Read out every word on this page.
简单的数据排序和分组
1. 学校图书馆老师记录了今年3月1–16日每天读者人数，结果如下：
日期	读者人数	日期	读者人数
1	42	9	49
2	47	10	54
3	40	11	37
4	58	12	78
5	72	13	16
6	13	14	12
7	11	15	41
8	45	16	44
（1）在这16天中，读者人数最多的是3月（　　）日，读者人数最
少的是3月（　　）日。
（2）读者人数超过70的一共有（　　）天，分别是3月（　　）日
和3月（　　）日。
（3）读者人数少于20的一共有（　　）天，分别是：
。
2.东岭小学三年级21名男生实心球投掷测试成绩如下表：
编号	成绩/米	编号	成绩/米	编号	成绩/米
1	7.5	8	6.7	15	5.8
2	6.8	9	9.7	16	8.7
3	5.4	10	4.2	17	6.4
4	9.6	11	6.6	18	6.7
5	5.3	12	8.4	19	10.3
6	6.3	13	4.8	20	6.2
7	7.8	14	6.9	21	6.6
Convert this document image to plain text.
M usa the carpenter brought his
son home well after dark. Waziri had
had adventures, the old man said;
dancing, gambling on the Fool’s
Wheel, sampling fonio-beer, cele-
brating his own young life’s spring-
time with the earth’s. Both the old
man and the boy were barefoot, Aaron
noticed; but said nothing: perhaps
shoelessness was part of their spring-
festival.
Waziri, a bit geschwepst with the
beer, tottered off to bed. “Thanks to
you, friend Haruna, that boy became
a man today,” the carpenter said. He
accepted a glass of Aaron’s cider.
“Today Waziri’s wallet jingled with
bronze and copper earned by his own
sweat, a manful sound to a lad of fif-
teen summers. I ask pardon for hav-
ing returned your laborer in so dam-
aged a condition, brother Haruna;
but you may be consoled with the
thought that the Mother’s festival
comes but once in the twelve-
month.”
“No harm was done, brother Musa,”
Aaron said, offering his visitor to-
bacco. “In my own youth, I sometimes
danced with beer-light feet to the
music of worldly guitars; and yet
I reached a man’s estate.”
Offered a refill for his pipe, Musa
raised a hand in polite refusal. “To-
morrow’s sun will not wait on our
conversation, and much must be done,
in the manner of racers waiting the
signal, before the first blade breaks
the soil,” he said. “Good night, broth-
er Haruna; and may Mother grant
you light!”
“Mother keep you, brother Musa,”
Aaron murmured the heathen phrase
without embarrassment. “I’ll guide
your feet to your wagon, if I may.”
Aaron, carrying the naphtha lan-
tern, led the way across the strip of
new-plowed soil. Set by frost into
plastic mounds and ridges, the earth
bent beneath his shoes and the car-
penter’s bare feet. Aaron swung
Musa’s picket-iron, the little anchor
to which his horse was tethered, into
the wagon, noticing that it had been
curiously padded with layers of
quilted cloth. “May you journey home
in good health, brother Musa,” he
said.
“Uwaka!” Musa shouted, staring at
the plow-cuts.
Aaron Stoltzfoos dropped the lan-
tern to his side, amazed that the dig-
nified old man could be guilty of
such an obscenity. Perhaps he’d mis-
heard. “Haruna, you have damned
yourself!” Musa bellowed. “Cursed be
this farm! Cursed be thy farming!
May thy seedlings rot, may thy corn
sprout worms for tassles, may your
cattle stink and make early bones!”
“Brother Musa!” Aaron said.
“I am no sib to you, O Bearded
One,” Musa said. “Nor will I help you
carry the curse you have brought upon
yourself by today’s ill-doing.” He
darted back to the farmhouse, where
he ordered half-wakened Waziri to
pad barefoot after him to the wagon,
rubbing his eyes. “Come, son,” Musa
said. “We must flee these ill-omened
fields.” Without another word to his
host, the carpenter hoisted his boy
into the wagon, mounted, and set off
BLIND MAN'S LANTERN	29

========================================================================

Pull out every line of the entries that includes the word "after".

son home well after dark. Waziri had
pad barefoot after him to the wagon,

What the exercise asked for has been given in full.